((
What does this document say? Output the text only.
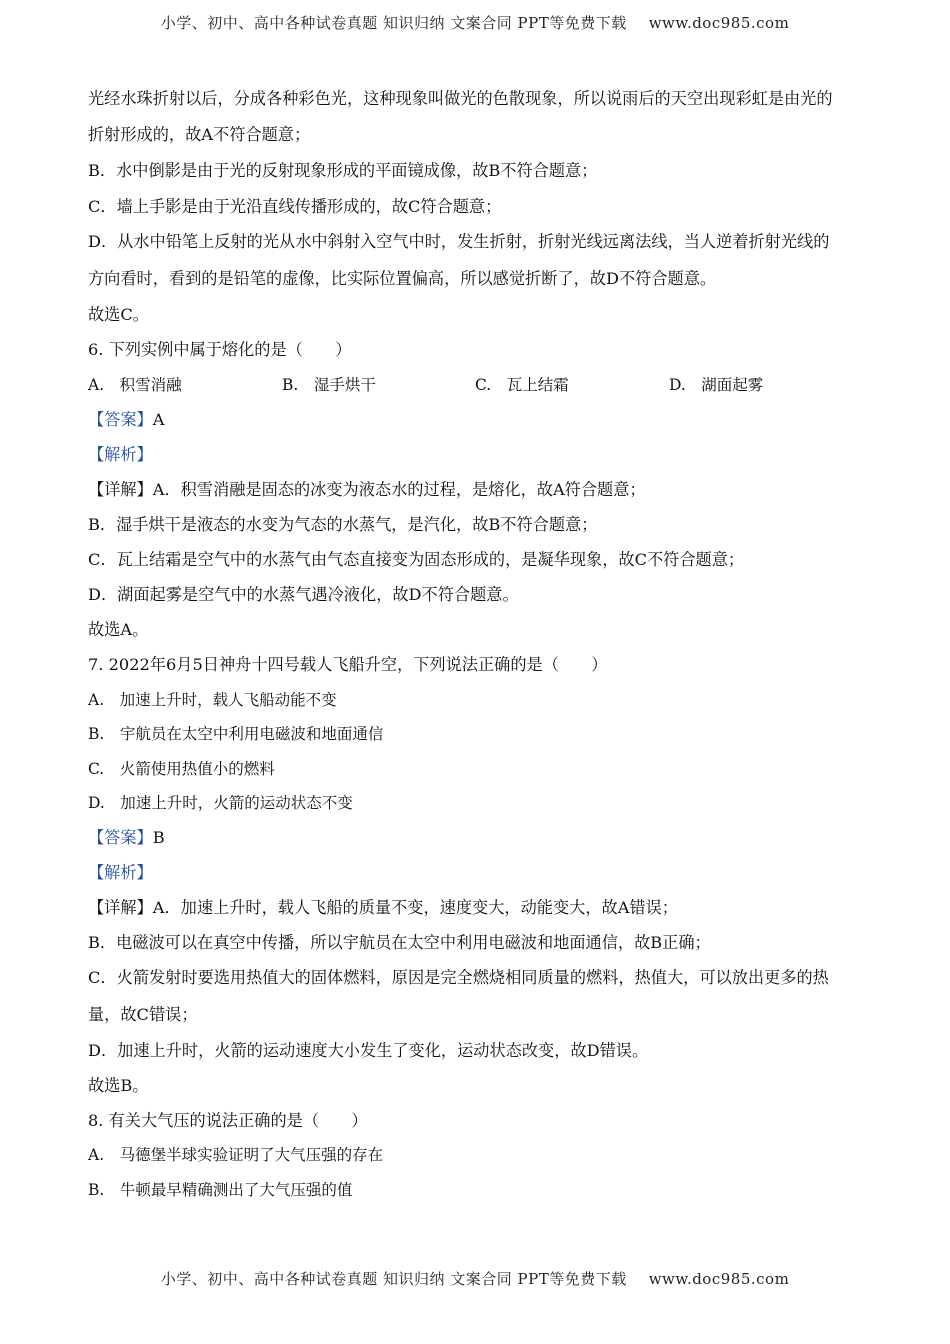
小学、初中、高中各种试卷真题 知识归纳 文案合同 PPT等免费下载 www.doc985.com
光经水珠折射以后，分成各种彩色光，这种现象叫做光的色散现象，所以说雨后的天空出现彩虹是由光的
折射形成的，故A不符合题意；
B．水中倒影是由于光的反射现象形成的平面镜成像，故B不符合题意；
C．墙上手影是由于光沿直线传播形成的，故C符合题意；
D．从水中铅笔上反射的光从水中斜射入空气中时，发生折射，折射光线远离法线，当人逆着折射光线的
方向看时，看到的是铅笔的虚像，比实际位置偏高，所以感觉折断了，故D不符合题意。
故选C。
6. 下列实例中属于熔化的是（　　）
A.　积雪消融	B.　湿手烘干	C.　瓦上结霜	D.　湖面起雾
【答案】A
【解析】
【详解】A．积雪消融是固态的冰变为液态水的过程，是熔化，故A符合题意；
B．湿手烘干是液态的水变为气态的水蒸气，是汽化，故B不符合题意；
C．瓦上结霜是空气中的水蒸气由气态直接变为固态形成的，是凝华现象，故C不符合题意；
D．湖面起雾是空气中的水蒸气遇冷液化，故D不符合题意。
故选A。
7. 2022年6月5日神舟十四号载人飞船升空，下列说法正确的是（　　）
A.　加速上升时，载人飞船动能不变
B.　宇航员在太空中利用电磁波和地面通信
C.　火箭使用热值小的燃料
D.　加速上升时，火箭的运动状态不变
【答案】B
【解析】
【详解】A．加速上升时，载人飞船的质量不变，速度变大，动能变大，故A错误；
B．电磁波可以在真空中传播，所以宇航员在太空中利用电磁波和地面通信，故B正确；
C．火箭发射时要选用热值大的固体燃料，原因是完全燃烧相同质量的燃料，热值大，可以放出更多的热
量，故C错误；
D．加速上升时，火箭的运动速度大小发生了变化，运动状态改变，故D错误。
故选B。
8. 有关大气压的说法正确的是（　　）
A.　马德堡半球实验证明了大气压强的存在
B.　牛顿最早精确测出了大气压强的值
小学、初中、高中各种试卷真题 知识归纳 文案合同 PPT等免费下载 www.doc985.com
))
((
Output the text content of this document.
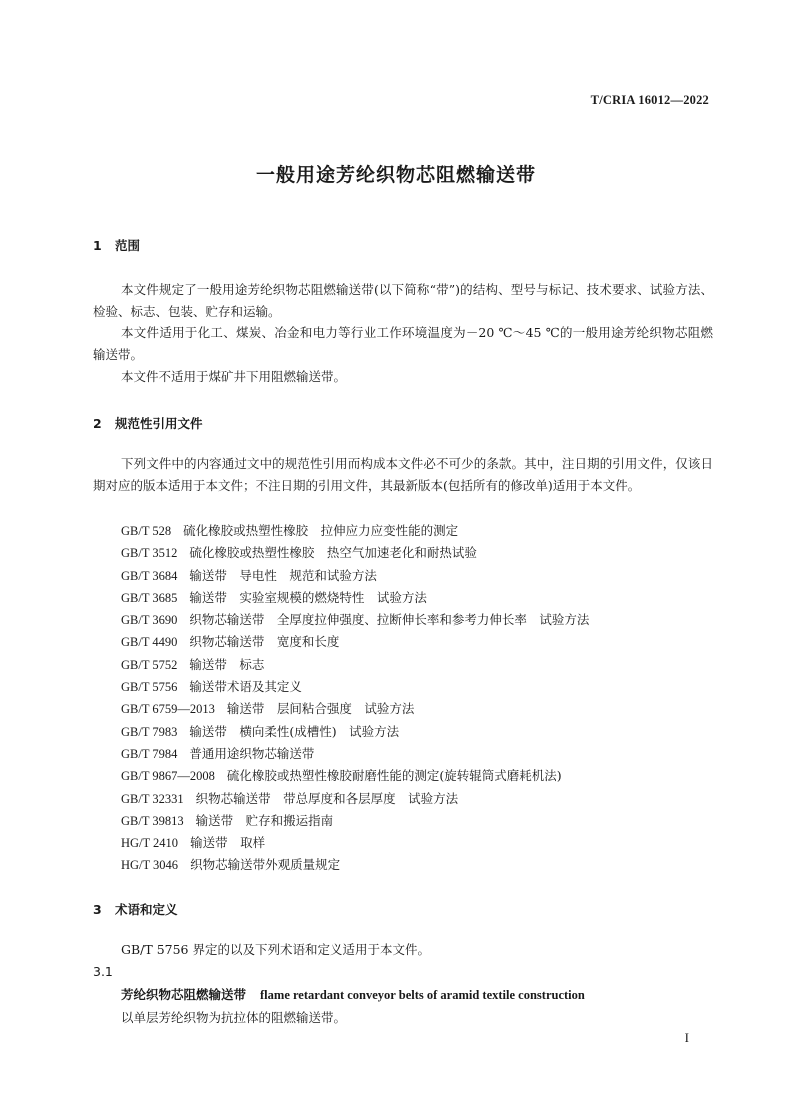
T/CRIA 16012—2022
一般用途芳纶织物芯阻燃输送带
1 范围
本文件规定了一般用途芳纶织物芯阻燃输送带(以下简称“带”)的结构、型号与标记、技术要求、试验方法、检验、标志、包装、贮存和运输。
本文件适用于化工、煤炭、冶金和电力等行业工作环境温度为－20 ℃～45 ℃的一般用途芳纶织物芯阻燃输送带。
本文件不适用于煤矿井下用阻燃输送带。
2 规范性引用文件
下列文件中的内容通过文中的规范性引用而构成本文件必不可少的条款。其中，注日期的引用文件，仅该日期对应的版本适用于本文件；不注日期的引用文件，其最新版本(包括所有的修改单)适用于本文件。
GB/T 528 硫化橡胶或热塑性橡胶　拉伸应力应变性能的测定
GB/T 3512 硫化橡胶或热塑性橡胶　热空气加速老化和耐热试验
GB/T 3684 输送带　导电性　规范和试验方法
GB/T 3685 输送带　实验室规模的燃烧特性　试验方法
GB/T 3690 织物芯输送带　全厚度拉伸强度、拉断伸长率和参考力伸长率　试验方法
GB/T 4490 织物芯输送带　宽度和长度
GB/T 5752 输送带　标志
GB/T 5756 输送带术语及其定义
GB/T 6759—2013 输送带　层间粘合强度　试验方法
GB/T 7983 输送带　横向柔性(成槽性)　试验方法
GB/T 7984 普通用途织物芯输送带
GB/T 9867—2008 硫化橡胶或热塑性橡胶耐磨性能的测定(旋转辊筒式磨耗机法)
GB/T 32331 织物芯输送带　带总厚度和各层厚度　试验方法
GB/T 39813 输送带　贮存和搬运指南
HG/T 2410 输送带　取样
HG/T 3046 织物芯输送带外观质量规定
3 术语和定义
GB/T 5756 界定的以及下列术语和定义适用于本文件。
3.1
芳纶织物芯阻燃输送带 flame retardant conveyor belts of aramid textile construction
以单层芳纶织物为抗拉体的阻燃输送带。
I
))
((
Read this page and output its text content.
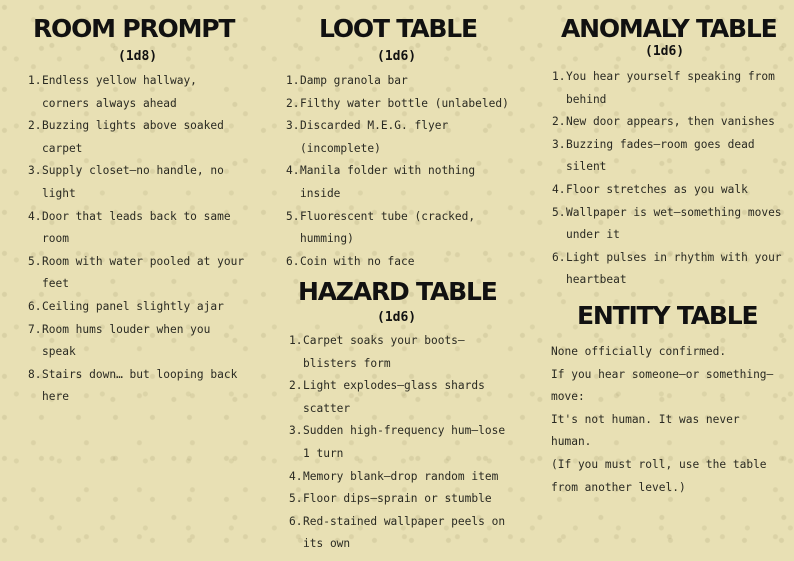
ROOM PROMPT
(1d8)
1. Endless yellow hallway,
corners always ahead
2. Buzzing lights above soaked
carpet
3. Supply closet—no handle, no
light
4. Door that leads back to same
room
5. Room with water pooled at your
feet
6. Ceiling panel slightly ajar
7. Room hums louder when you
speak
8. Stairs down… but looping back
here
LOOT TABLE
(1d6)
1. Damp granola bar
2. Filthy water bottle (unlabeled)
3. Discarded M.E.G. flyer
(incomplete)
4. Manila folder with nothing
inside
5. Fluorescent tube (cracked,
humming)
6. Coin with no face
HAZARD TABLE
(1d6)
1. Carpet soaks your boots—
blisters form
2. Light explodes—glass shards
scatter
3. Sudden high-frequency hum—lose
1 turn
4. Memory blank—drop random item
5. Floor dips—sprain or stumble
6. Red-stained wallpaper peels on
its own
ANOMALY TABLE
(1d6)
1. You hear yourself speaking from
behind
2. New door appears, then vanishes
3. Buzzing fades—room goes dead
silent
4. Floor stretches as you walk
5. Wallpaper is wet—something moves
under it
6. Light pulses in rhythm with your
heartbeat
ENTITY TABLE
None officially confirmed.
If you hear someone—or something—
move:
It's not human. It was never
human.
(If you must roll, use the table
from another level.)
))
### PROMPT
Pick out the lines containing the string "from" and show them.

### TASK ANSWER
1. You hear yourself speaking from
from another level.)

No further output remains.